Records from a data collection:
□ □ □ □ □ □ □
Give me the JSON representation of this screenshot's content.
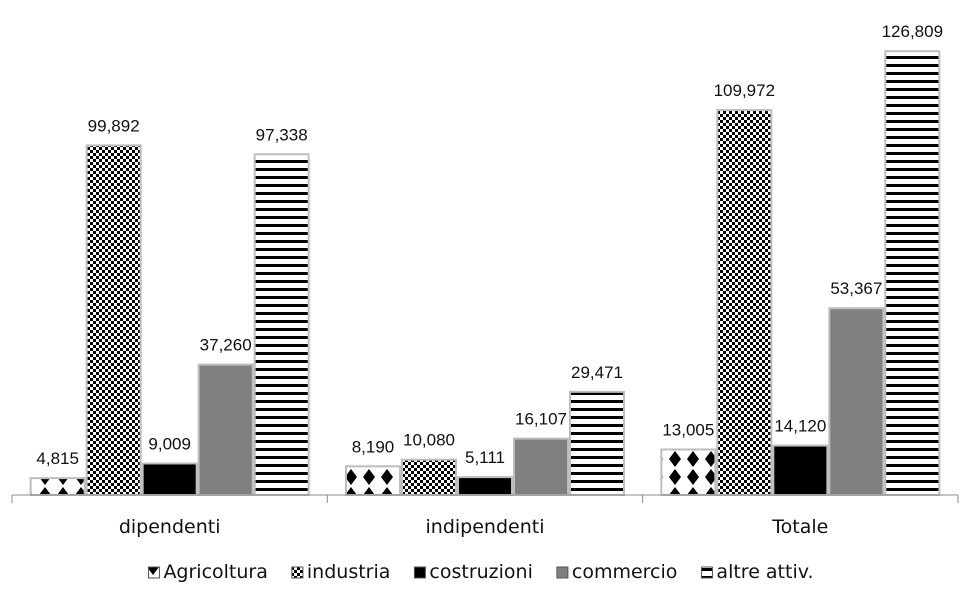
{
  "chart_data": {
    "type": "bar",
    "categories": [
      "dipendenti",
      "indipendenti",
      "Totale"
    ],
    "series": [
      {
        "name": "Agricoltura",
        "values": [
          4815,
          8190,
          13005
        ],
        "labels": [
          "4,815",
          "8,190",
          "13,005"
        ],
        "pattern": "diamond-dots"
      },
      {
        "name": "industria",
        "values": [
          99892,
          10080,
          109972
        ],
        "labels": [
          "99,892",
          "10,080",
          "109,972"
        ],
        "pattern": "checker"
      },
      {
        "name": "costruzioni",
        "values": [
          9009,
          5111,
          14120
        ],
        "labels": [
          "9,009",
          "5,111",
          "14,120"
        ],
        "pattern": "solid-black"
      },
      {
        "name": "commercio",
        "values": [
          37260,
          16107,
          53367
        ],
        "labels": [
          "37,260",
          "16,107",
          "53,367"
        ],
        "pattern": "solid-gray"
      },
      {
        "name": "altre attiv.",
        "values": [
          97338,
          29471,
          126809
        ],
        "labels": [
          "97,338",
          "29,471",
          "126,809"
        ],
        "pattern": "horizontal-lines"
      }
    ],
    "ylim": [
      0,
      130000
    ],
    "grid": false,
    "legend": "bottom",
    "title": "",
    "xlabel": "",
    "ylabel": ""
  }
}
□ □ □ □ □ □ □
Pick out the lines above that hold the string "name" and show them.

◆ RIGHT ANSWER
        "name": "Agricoltura",
        "name": "industria",
        "name": "costruzioni",
        "name": "commercio",
        "name": "altre attiv.",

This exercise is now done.